Exercise directions:
Extract the complete listing and output it unchanged.

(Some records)
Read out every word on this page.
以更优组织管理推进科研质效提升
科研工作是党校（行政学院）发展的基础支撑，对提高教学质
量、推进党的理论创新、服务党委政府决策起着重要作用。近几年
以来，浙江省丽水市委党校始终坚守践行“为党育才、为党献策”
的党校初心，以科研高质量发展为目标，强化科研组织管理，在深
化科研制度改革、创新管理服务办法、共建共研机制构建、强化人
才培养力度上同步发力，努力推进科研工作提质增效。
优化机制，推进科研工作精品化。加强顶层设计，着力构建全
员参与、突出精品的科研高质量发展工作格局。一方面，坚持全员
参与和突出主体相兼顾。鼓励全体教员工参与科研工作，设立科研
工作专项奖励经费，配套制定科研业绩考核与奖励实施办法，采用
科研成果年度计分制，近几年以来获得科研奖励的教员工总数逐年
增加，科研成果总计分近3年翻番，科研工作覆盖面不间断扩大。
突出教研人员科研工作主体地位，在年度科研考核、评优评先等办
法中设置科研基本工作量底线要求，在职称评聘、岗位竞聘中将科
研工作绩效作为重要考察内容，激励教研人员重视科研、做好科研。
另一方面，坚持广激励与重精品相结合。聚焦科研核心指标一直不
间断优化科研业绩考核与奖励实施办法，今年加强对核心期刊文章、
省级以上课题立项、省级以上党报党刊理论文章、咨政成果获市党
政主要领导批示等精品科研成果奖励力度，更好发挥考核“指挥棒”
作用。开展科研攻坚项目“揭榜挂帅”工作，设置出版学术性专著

Exercise response:
Read out every word on this page.
以更优组织管理推进科研质效提升
科研工作是党校（行政学院）发展的基础支撑，对提高教学质
量、推进党的理论创新、服务党委政府决策起着重要作用。近几年
以来，浙江省丽水市委党校始终坚守践行“为党育才、为党献策”
的党校初心，以科研高质量发展为目标，强化科研组织管理，在深
化科研制度改革、创新管理服务办法、共建共研机制构建、强化人
才培养力度上同步发力，努力推进科研工作提质增效。
优化机制，推进科研工作精品化。加强顶层设计，着力构建全
员参与、突出精品的科研高质量发展工作格局。一方面，坚持全员
参与和突出主体相兼顾。鼓励全体教员工参与科研工作，设立科研
工作专项奖励经费，配套制定科研业绩考核与奖励实施办法，采用
科研成果年度计分制，近几年以来获得科研奖励的教员工总数逐年
增加，科研成果总计分近3年翻番，科研工作覆盖面不间断扩大。
突出教研人员科研工作主体地位，在年度科研考核、评优评先等办
法中设置科研基本工作量底线要求，在职称评聘、岗位竞聘中将科
研工作绩效作为重要考察内容，激励教研人员重视科研、做好科研。
另一方面，坚持广激励与重精品相结合。聚焦科研核心指标一直不
间断优化科研业绩考核与奖励实施办法，今年加强对核心期刊文章、
省级以上课题立项、省级以上党报党刊理论文章、咨政成果获市党
政主要领导批示等精品科研成果奖励力度，更好发挥考核“指挥棒”
作用。开展科研攻坚项目“揭榜挂帅”工作，设置出版学术性专著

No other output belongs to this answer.